[Begin Items]

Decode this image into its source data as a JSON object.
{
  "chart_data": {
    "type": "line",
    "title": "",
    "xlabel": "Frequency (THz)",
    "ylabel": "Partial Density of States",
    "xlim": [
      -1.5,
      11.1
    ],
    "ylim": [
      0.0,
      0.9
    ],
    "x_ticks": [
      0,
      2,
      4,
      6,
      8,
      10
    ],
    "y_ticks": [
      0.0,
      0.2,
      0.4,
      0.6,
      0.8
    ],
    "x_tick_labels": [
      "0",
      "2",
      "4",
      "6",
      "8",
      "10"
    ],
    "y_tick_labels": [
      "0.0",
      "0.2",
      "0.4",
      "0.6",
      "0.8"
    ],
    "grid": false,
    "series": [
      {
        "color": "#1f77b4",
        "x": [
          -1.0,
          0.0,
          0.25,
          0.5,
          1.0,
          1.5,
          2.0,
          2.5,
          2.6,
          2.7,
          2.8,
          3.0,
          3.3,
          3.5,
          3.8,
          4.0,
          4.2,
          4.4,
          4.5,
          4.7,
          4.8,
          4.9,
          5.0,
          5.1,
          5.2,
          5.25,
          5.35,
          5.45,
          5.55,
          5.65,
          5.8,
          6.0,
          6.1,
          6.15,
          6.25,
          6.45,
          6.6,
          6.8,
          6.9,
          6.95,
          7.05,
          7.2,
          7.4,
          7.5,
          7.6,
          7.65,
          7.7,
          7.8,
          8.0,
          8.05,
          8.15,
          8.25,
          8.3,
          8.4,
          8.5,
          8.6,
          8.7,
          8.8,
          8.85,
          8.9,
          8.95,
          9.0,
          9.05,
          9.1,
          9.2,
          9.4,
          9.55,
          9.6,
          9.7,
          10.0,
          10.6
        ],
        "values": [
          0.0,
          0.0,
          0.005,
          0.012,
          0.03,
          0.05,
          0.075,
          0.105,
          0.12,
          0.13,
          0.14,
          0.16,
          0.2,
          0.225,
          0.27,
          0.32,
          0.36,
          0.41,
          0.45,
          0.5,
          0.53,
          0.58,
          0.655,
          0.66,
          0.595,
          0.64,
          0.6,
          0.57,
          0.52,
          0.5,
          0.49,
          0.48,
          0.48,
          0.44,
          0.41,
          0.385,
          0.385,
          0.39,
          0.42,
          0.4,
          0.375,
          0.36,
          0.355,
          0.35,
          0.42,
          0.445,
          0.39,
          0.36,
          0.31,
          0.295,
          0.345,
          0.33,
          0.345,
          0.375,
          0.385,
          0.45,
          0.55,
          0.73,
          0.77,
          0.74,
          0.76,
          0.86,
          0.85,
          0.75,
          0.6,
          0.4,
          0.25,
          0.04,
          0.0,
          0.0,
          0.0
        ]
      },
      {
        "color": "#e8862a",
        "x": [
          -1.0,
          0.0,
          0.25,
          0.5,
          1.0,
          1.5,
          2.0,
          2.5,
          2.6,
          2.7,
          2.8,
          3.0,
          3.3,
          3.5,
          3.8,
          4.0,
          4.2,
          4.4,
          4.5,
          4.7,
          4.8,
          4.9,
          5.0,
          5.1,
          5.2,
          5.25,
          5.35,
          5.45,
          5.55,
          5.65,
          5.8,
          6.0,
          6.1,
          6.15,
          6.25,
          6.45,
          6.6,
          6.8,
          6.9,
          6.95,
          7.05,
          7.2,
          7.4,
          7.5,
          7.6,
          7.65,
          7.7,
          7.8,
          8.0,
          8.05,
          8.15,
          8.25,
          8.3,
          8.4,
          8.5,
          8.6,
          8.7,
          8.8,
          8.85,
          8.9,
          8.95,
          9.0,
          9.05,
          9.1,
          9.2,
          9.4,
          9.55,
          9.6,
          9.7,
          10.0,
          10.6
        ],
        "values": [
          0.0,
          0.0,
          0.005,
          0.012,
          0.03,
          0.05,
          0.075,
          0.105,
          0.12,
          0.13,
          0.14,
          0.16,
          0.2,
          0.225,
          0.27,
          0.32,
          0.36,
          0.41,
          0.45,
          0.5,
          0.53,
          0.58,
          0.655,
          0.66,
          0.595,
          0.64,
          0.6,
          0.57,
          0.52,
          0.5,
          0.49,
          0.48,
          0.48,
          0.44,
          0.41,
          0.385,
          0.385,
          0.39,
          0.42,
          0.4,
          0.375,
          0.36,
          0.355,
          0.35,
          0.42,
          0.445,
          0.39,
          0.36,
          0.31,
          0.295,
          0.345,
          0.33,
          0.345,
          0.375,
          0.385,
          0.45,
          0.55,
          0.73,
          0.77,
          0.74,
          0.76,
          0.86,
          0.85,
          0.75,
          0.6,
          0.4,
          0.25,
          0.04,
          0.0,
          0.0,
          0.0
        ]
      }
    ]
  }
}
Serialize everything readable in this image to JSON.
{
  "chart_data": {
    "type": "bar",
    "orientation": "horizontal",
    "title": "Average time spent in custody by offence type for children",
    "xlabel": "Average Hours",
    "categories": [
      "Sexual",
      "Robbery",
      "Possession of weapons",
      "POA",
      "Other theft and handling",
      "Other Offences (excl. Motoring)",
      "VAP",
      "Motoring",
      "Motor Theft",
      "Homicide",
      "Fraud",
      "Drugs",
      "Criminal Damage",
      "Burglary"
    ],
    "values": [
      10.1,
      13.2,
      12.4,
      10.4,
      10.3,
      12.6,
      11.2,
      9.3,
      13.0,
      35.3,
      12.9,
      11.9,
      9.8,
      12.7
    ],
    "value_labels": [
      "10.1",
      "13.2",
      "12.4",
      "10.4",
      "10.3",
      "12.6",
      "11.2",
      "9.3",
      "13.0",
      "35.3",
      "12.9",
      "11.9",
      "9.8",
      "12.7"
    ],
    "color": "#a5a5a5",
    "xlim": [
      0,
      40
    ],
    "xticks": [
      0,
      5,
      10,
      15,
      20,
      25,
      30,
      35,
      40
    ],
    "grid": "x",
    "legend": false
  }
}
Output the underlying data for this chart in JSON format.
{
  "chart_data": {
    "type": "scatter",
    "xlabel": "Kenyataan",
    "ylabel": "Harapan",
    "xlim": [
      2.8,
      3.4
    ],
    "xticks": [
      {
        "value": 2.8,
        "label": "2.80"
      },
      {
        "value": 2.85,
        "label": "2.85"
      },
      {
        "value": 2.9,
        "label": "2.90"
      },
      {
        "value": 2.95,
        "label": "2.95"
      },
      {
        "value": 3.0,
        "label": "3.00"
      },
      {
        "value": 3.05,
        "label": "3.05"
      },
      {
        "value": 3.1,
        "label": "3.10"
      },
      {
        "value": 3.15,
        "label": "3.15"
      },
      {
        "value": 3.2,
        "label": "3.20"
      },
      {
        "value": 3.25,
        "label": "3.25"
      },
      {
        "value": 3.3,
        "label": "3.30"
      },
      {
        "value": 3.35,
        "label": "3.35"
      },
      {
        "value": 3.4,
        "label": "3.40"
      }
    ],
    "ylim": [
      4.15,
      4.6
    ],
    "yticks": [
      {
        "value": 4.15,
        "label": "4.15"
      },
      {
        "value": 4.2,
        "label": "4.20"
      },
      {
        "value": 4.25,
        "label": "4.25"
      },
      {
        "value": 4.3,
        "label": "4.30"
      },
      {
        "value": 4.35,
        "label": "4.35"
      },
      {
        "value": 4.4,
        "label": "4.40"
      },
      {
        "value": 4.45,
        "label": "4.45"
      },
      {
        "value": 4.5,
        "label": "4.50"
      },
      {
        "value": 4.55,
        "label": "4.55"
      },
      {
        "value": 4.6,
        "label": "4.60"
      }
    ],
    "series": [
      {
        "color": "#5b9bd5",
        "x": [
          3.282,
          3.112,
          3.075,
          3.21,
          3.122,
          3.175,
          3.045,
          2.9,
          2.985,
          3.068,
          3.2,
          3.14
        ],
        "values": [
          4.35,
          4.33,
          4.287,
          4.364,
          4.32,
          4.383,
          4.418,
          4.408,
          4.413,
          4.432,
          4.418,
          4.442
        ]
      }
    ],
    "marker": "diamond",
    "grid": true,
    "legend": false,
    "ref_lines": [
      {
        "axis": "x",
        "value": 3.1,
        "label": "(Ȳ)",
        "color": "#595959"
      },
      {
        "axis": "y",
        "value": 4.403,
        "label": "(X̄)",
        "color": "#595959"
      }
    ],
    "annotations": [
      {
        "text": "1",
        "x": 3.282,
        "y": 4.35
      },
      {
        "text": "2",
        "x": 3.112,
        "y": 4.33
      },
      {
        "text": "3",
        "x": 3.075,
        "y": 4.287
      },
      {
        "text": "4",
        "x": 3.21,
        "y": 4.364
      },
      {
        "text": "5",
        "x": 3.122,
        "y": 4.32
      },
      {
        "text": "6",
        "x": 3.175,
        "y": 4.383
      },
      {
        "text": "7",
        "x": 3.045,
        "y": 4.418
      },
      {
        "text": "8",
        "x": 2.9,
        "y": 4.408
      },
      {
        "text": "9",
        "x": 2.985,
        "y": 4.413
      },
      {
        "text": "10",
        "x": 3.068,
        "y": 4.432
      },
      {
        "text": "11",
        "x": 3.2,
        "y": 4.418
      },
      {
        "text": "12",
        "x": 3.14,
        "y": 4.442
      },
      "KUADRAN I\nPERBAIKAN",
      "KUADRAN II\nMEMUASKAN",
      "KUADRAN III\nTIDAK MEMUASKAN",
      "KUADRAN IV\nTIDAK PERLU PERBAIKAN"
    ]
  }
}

[End Items]

**Aim of the task**
Which lines contain the word "xlabel"? Copy each of them.

**Answer**
    "xlabel": "Frequency (THz)",
    "xlabel": "Average Hours",
    "xlabel": "Kenyataan",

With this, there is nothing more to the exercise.